» **Task prompt**
Scan the records below for the word "triangle" and give only the number of lines that hold it.

□ □ □ □

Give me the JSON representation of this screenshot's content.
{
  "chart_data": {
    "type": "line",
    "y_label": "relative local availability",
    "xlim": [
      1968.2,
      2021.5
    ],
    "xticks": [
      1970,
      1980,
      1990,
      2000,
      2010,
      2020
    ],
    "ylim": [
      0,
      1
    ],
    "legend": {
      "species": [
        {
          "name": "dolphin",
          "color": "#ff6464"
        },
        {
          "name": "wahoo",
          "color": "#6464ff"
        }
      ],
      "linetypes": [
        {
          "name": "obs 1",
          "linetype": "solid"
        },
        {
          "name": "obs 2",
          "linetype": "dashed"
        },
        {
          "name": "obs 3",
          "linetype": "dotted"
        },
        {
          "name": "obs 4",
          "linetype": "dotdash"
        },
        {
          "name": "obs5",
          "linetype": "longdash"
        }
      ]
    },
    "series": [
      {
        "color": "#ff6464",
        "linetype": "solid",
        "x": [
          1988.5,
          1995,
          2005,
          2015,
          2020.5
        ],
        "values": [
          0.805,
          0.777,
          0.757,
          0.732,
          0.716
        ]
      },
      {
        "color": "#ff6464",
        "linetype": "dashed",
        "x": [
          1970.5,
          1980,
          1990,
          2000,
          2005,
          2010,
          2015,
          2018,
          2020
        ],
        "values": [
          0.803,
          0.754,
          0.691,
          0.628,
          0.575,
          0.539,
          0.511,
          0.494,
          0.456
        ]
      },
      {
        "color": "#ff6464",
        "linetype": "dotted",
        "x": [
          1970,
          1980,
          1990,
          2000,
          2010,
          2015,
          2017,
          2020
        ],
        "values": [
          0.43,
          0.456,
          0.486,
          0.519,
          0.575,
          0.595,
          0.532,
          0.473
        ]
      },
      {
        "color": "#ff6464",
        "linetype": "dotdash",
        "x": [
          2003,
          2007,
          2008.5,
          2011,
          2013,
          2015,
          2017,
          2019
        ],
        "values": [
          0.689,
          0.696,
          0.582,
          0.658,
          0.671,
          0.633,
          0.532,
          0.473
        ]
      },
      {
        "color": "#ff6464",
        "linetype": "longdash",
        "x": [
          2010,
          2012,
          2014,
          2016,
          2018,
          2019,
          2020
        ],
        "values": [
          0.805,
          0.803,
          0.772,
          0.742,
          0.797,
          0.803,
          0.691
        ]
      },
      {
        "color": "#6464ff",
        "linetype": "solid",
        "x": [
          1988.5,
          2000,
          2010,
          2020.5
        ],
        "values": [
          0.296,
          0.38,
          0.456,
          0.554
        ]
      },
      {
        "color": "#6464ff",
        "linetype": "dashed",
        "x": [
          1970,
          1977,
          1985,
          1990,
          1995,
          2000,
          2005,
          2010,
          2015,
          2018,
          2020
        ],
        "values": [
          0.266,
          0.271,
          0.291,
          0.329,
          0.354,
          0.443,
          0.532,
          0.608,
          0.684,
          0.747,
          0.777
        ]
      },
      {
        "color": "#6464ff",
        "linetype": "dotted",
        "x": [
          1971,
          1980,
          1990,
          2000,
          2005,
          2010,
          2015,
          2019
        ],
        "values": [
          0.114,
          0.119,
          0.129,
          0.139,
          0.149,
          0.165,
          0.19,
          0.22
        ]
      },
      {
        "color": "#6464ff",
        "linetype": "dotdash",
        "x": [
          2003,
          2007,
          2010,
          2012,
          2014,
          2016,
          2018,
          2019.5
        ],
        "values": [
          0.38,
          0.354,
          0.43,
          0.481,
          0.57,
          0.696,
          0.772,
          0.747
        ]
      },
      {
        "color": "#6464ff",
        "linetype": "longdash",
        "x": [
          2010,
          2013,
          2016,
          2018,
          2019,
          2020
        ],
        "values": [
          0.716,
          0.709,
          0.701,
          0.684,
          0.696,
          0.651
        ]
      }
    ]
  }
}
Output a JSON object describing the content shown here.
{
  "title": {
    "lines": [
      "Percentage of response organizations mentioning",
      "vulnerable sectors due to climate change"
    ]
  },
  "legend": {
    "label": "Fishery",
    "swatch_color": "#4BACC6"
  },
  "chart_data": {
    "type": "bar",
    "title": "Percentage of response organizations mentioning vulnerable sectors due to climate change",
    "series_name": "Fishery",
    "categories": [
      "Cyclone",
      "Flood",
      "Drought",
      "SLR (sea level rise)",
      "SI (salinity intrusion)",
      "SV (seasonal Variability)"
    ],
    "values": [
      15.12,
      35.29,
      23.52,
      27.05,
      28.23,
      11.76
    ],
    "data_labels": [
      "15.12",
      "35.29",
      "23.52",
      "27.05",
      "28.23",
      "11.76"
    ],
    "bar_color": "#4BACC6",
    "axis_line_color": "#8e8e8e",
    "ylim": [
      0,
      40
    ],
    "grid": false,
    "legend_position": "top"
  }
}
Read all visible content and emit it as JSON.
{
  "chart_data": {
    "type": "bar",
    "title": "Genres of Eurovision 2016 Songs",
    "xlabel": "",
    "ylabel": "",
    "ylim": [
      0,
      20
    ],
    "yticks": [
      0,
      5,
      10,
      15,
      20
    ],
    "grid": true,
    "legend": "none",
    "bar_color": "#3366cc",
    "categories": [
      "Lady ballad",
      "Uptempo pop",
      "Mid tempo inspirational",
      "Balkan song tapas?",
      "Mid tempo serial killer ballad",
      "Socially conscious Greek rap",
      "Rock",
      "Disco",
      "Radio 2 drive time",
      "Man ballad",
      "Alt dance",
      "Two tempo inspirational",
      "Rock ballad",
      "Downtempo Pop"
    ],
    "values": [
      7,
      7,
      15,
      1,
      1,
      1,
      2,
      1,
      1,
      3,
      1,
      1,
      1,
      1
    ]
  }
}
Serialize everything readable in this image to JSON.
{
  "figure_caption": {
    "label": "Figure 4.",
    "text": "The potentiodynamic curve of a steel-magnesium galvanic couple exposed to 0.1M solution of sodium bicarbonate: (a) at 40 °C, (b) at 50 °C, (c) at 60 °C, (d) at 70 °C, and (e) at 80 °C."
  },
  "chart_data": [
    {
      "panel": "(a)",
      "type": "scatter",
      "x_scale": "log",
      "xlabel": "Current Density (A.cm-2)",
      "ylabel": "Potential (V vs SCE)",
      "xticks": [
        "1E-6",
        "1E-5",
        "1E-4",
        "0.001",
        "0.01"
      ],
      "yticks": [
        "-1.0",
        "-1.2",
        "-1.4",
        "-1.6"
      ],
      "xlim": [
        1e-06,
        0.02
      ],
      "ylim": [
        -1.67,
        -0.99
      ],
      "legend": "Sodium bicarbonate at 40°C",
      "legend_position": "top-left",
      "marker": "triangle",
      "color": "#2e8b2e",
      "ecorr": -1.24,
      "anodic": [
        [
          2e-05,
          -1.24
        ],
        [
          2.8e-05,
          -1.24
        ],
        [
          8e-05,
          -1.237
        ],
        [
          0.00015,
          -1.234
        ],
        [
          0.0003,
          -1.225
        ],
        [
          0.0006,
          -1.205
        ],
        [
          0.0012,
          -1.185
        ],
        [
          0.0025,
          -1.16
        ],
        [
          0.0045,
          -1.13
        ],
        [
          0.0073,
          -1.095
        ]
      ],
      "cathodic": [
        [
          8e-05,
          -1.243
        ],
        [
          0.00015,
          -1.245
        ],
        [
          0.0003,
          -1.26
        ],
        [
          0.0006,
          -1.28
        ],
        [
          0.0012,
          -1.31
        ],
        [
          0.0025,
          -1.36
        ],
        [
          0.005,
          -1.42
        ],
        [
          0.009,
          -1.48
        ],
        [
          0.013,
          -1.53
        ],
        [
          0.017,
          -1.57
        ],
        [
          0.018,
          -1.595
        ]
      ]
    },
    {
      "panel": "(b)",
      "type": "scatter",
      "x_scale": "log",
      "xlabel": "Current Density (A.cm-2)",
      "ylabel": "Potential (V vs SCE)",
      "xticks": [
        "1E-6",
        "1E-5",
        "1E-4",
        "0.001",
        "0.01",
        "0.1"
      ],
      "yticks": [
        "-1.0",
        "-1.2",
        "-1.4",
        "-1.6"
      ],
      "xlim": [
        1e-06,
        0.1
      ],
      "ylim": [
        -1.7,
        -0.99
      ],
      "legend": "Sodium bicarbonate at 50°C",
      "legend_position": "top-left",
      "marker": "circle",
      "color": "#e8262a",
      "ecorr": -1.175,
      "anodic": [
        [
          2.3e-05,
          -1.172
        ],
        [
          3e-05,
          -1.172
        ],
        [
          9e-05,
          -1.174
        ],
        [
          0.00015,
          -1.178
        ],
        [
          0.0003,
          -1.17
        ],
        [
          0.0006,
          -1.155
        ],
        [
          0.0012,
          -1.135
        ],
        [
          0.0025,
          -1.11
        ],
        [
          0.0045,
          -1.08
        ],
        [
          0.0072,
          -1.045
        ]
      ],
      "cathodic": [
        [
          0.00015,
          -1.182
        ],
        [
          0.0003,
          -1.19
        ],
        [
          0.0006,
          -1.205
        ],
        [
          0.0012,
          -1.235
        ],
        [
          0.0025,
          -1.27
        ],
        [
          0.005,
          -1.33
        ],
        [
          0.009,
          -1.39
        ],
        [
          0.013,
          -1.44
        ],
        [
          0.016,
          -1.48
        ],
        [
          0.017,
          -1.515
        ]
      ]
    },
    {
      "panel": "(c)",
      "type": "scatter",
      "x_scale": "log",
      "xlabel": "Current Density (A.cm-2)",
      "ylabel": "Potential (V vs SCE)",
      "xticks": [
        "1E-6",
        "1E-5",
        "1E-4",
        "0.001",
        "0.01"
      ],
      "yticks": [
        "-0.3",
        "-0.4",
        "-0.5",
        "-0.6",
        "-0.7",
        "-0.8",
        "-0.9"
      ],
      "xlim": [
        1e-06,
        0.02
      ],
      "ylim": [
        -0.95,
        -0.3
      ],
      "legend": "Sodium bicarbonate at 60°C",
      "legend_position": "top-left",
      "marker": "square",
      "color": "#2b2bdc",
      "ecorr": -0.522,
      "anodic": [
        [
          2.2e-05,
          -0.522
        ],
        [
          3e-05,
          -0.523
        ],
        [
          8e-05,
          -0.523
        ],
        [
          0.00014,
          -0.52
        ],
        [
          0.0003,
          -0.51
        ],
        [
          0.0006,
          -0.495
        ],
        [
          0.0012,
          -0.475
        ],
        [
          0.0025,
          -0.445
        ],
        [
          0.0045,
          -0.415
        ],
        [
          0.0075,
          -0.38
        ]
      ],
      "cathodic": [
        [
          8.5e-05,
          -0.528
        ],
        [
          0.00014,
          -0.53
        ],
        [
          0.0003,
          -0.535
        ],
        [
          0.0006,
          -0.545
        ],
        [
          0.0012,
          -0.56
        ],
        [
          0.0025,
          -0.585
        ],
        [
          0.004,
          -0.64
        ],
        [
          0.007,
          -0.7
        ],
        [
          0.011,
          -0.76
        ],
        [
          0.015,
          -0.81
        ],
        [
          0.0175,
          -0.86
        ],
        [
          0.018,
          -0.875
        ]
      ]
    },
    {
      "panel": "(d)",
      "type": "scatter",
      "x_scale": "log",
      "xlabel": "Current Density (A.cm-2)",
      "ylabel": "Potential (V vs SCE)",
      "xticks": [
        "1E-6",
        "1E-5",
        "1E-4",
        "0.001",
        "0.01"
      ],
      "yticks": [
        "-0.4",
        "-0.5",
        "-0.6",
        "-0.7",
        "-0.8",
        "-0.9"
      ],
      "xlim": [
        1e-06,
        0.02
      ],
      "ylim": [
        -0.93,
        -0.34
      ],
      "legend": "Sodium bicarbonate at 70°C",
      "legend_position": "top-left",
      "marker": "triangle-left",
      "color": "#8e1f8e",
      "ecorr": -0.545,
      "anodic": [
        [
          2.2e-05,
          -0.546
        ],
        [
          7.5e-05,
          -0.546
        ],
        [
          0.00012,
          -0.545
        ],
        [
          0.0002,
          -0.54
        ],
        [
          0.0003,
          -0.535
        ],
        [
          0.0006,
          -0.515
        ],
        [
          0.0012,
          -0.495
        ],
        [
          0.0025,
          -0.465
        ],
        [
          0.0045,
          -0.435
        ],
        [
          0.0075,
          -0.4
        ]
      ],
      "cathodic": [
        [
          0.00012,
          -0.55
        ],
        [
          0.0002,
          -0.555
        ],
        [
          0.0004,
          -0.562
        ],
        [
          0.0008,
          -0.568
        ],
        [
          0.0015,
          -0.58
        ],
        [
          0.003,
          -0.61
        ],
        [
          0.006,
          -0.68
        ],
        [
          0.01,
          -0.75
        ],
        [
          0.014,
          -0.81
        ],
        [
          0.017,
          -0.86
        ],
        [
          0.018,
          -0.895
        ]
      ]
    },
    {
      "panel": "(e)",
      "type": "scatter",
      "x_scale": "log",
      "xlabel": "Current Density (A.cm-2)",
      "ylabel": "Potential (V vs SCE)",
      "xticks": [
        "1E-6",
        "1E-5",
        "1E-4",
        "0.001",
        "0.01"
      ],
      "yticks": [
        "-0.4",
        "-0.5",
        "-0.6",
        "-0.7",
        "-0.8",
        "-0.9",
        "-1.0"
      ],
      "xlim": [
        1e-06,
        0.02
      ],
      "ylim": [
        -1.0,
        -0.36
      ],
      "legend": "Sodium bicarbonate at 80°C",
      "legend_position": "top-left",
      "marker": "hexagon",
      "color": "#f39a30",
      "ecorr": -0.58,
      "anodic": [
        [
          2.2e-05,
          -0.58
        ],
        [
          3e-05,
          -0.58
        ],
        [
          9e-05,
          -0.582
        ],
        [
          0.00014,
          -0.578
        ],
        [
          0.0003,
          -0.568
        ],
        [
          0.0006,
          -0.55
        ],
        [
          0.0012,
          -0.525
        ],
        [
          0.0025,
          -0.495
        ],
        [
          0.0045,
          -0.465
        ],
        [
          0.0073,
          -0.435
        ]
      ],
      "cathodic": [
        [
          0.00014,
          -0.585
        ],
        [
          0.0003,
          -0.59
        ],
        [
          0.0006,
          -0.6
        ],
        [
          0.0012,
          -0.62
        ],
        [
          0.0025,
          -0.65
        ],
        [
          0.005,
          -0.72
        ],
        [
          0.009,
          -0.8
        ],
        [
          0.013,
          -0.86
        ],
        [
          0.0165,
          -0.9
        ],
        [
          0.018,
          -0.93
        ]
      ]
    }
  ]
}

□ □ □ □

» **The reply**
2